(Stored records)
===============
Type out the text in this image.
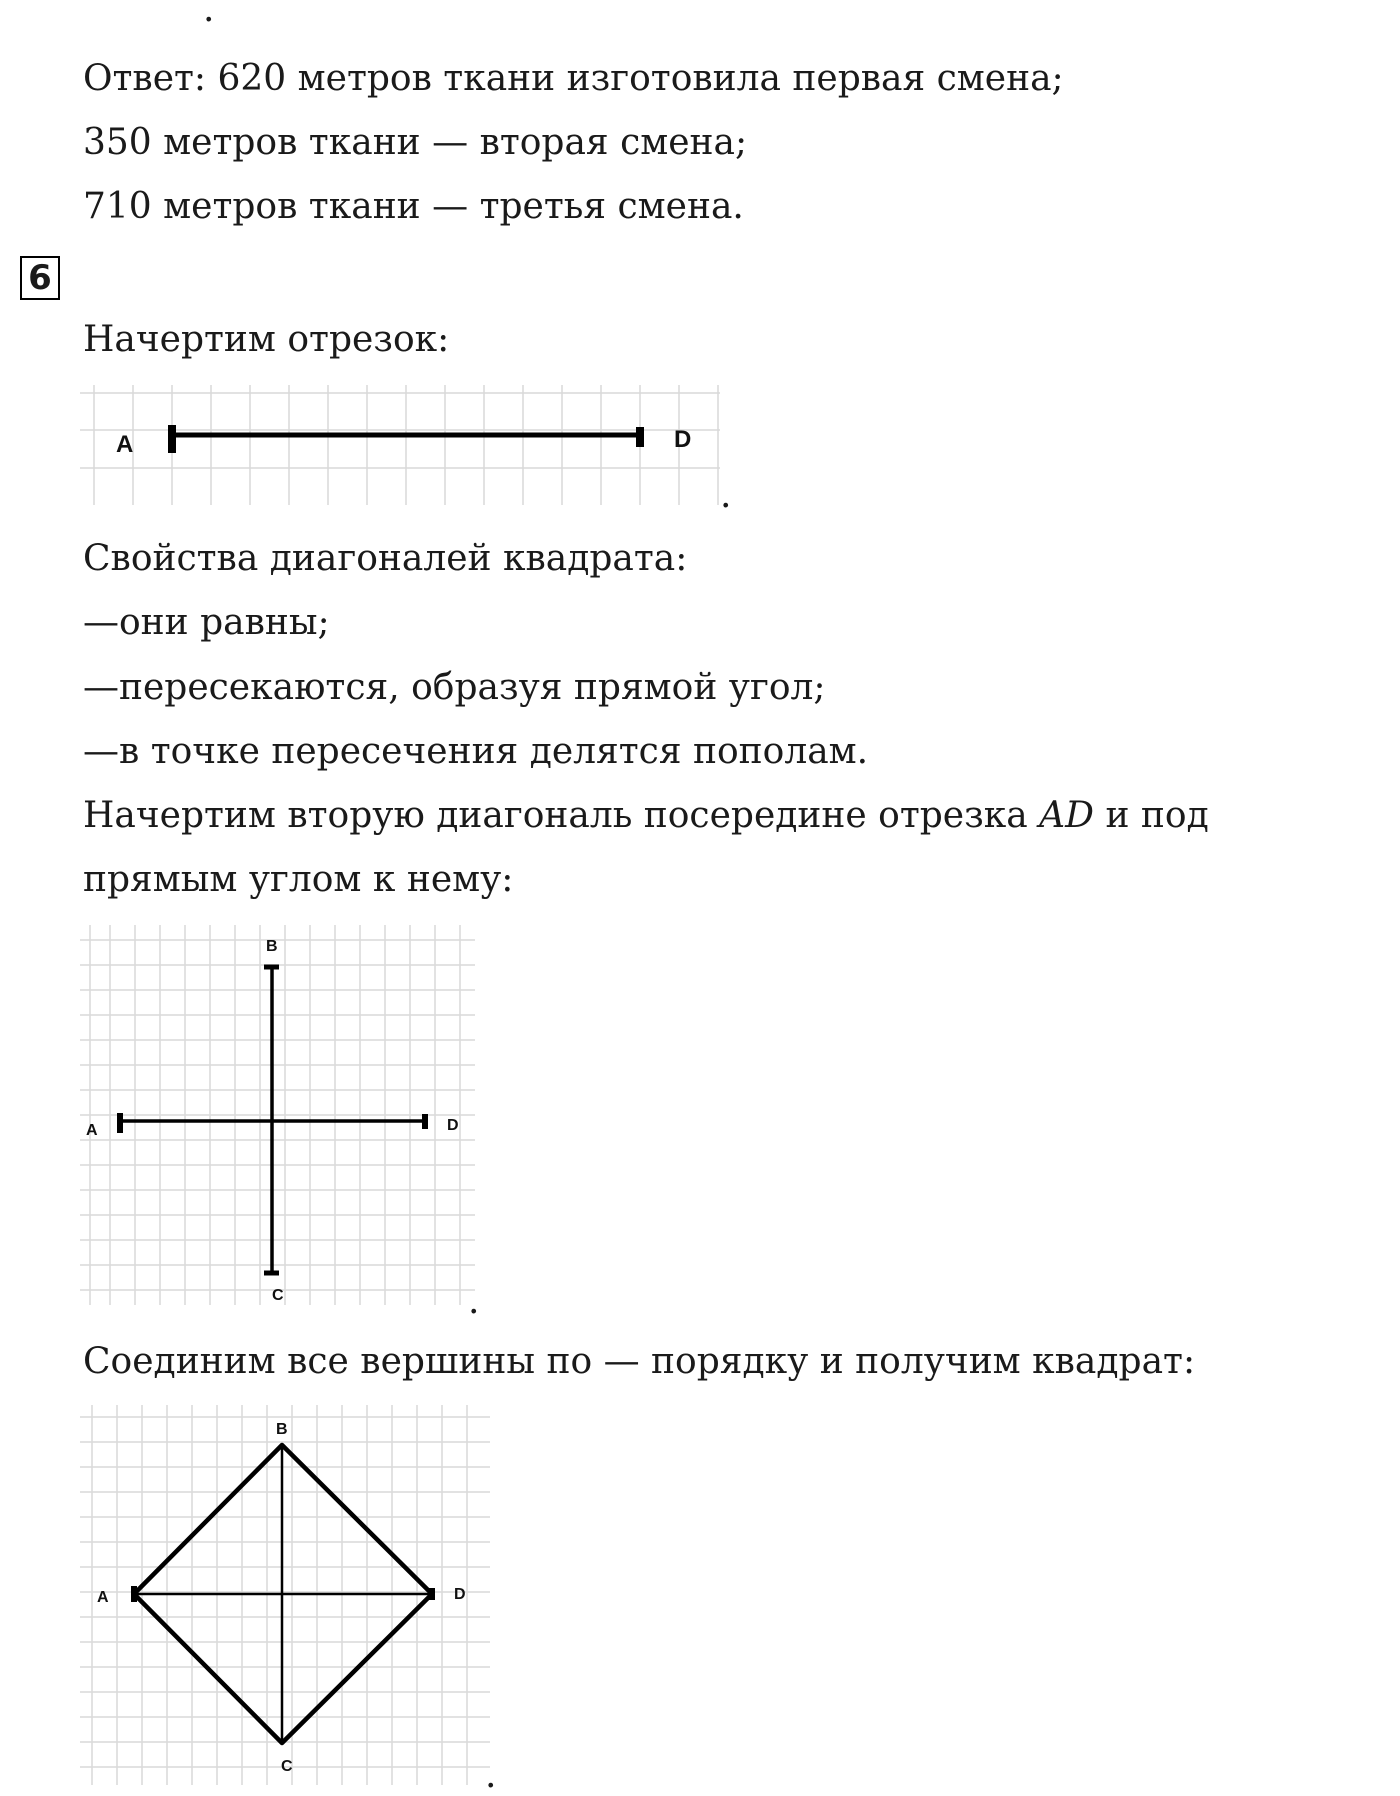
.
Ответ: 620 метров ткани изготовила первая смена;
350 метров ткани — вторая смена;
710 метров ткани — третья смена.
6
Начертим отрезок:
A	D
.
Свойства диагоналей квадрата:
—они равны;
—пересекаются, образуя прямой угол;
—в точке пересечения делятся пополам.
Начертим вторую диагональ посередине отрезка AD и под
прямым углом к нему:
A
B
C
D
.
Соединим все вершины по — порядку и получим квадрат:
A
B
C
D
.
===============
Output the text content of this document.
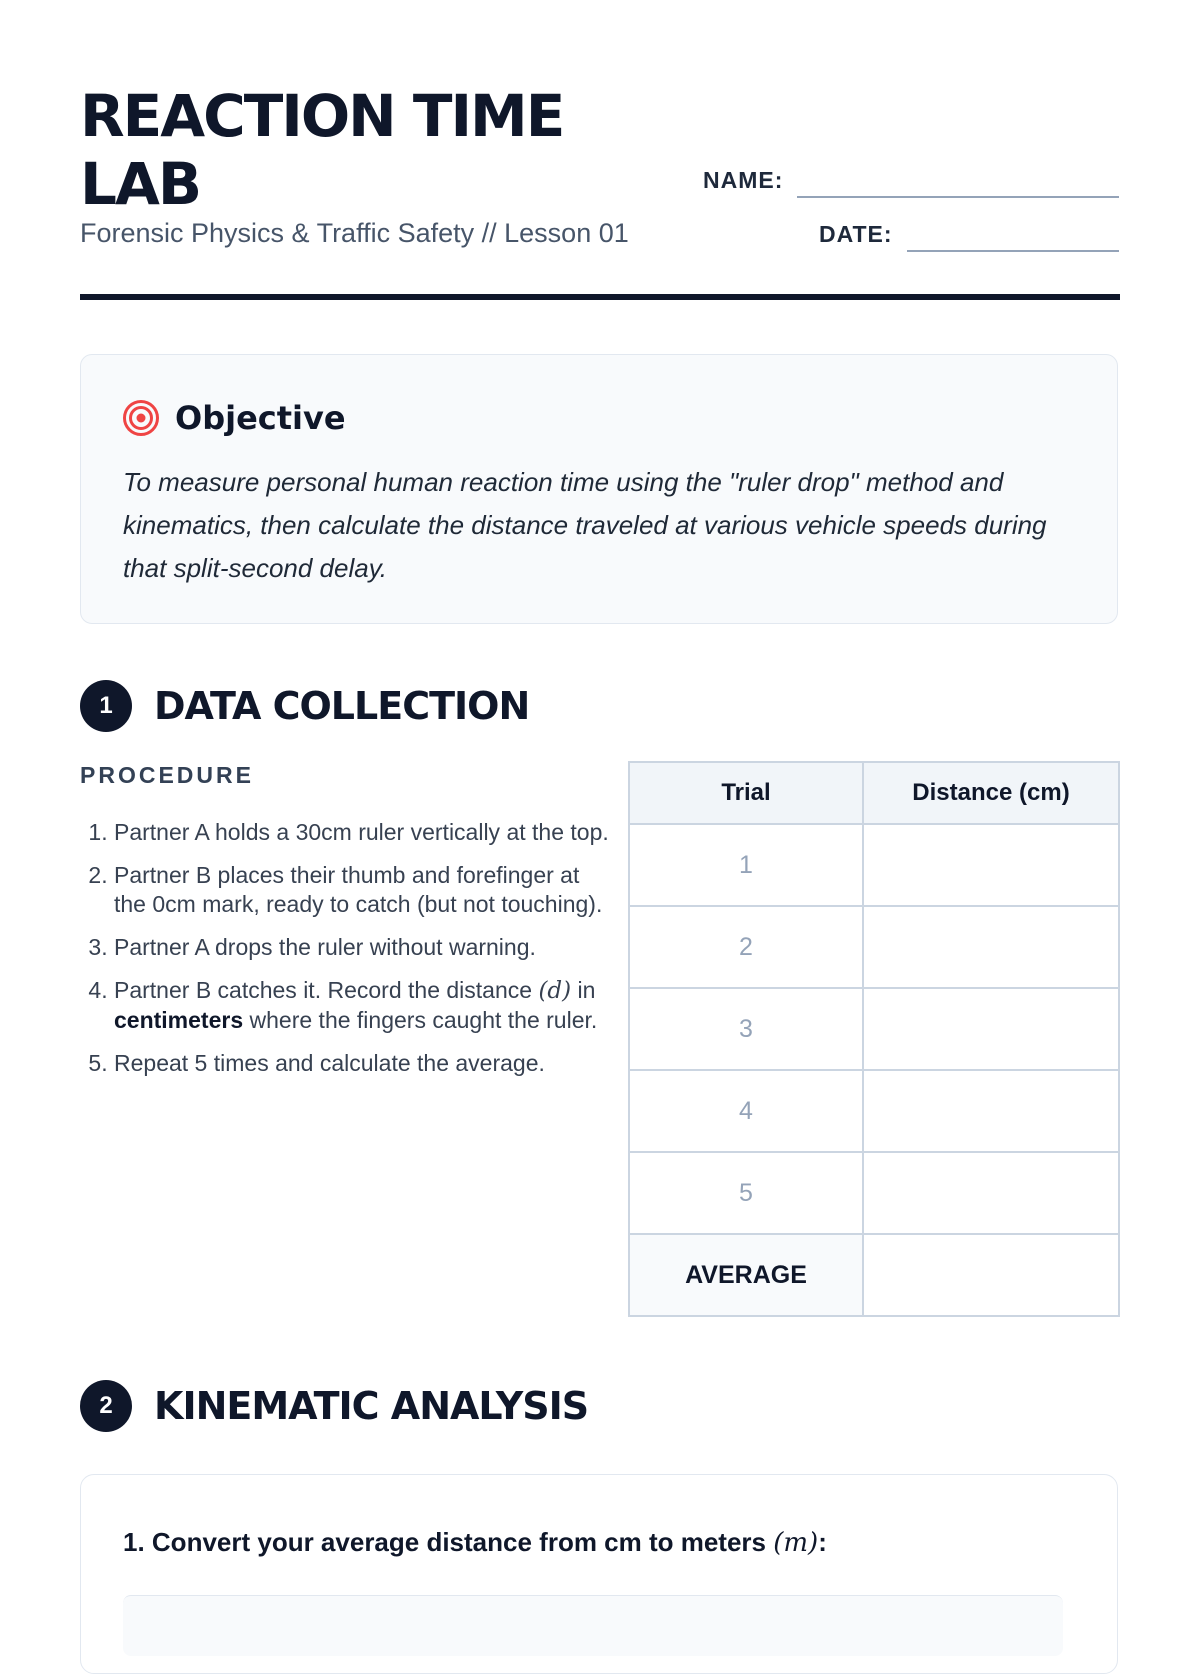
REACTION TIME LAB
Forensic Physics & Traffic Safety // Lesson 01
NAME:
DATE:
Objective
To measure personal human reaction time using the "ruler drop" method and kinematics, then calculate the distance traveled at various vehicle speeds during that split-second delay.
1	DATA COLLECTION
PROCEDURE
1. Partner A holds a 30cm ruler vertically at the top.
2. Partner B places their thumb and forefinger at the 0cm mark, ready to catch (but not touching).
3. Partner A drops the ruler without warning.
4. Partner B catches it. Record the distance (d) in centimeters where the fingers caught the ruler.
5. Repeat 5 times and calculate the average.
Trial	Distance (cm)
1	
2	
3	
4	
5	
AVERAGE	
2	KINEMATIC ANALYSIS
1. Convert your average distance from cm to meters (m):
===============
== Brief ==
In the listing above, find each line with the word "calculate" and copy it.

== Problem solution ==
To measure personal human reaction time using the "ruler drop" method and kinematics, then calculate the distance traveled at various vehicle speeds during that split-second delay.
5. Repeat 5 times and calculate the average.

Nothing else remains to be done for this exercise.